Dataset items
┏━━

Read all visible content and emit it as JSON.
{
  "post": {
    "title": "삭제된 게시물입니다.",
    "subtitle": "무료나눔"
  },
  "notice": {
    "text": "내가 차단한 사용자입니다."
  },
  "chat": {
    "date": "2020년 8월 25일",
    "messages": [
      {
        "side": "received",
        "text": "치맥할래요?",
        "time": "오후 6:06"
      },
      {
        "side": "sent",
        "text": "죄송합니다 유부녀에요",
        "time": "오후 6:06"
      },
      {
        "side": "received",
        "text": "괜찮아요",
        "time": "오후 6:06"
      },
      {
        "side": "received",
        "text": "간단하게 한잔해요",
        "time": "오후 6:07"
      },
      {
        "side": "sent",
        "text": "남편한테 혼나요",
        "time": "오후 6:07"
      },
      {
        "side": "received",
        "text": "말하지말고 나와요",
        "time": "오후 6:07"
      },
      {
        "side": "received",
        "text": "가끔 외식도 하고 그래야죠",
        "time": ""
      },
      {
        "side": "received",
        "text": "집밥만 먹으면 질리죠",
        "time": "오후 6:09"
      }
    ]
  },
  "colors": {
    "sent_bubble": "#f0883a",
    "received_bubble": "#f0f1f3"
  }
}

┗━━

**Goal**
Every entry must be quoted exactly as it appears above.

**Answer to the task**
Read all visible content and emit it as JSON.
{
  "post": {
    "title": "삭제된 게시물입니다.",
    "subtitle": "무료나눔"
  },
  "notice": {
    "text": "내가 차단한 사용자입니다."
  },
  "chat": {
    "date": "2020년 8월 25일",
    "messages": [
      {
        "side": "received",
        "text": "치맥할래요?",
        "time": "오후 6:06"
      },
      {
        "side": "sent",
        "text": "죄송합니다 유부녀에요",
        "time": "오후 6:06"
      },
      {
        "side": "received",
        "text": "괜찮아요",
        "time": "오후 6:06"
      },
      {
        "side": "received",
        "text": "간단하게 한잔해요",
        "time": "오후 6:07"
      },
      {
        "side": "sent",
        "text": "남편한테 혼나요",
        "time": "오후 6:07"
      },
      {
        "side": "received",
        "text": "말하지말고 나와요",
        "time": "오후 6:07"
      },
      {
        "side": "received",
        "text": "가끔 외식도 하고 그래야죠",
        "time": ""
      },
      {
        "side": "received",
        "text": "집밥만 먹으면 질리죠",
        "time": "오후 6:09"
      }
    ]
  },
  "colors": {
    "sent_bubble": "#f0883a",
    "received_bubble": "#f0f1f3"
  }
}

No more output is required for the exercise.